* **EXCERPTED TEXT**:
[PATCH v2] dump-guest-memory: Use BQL to protect dump finalize process

Peter Xu posted 1 patch 2 years, 5 months ago
Test checkpatch passed
Patches applied successfully (tree, apply log)
git fetch https://github.com/patchew-project/qemu tags/patchew/20211116135441.7711-1-peterx@redhat.com
dump/dump.c | 24 ++++++++++++++++++------
1 file changed, 18 insertions(+), 6 deletions(-)
[PATCH v2] dump-guest-memory: Use BQL to protect dump finalize process
Posted by Peter Xu 2 years, 5 months ago
When finalizing the dump-guest-memory with detached mode, we'll first set dump
status to either FAIL or COMPLETE before doing the cleanup, however right after
the dump status change it's possible that another dump-guest-memory qmp command
is sent so both the main thread and dump thread (which is during cleanup) could
be accessing dump state in parallel.  That's racy.

Fix it by protecting the finalizing phase of dump-guest-memory using BQL as
well, as qmp_dump_guest_memory() (which is the QEMU main thread) requires BQL.
To do that, we expand the BQL from dump_cleanup() into dump_process(), so we
will take the BQL longer than before.  The critical section must cover the
status switch from ACTIVE->{FAIL|COMPLETE} so as to make sure there's no race
any more.

We can also just introduce a specific mutex to serialize the dump process, but
BQL should be enough for now so far, not to mention vm_start() in dump_cleanup
will need BQL anyway, so maybe easier to just use the same mutex.

Reported-by: Laszlo Ersek <lersek@redhat.com>
Reviewed-by: Marc-André Lureau <marcandre.lureau@redhat.com>
Signed-off-by: Peter Xu <peterx@redhat.com>
---
v2:
- Fix parallel spelling [Marc-Andre]
- Add r-b for Marc-Andre
- Mention that qmp_dump_guest_memory() is with BQL held [Laszlo]
---
 dump/dump.c | 24 ++++++++++++++++++------
 1 file changed, 18 insertions(+), 6 deletions(-)

diff --git a/dump/dump.c b/dump/dump.c
index 662d0a62cd..196b7b8ab9 100644
--- a/dump/dump.c
+++ b/dump/dump.c
@@ -96,13 +96,7 @@ static int dump_cleanup(DumpState *s)
     g_free(s->guest_note);
     s->guest_note = NULL;
     if (s->resume) {
-        if (s->detached) {
-            qemu_mutex_lock_iothread();
-        }
         vm_start();
-        if (s->detached) {
-            qemu_mutex_unlock_iothread();
-        }
     }
     migrate_del_blocker(dump_migration_blocker);
 
@@ -1873,6 +1867,11 @@ static void dump_process(DumpState *s, Error **errp)

* **GIVEN DATA**:
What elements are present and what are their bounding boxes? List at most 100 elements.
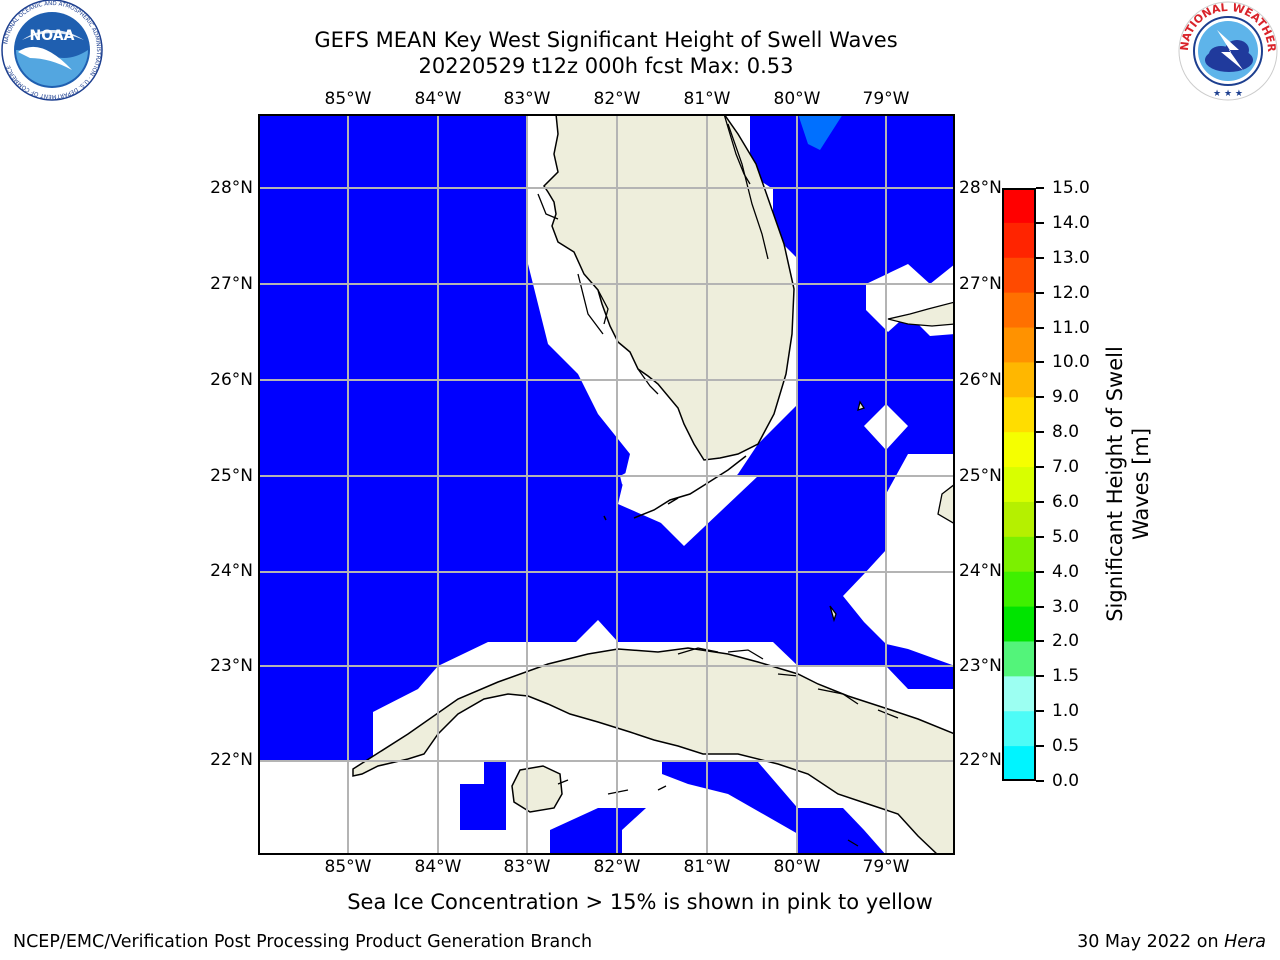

* **PROBLEM TO WORK ON**: Write out the stretch of the dump-guest-memory patch from "Fix it by protecting" through "thread) requires BQL.", copied word for word.

* **REPLY**:
Fix it by protecting the finalizing phase of dump-guest-memory using BQL as
well, as qmp_dump_guest_memory() (which is the QEMU main thread) requires BQL.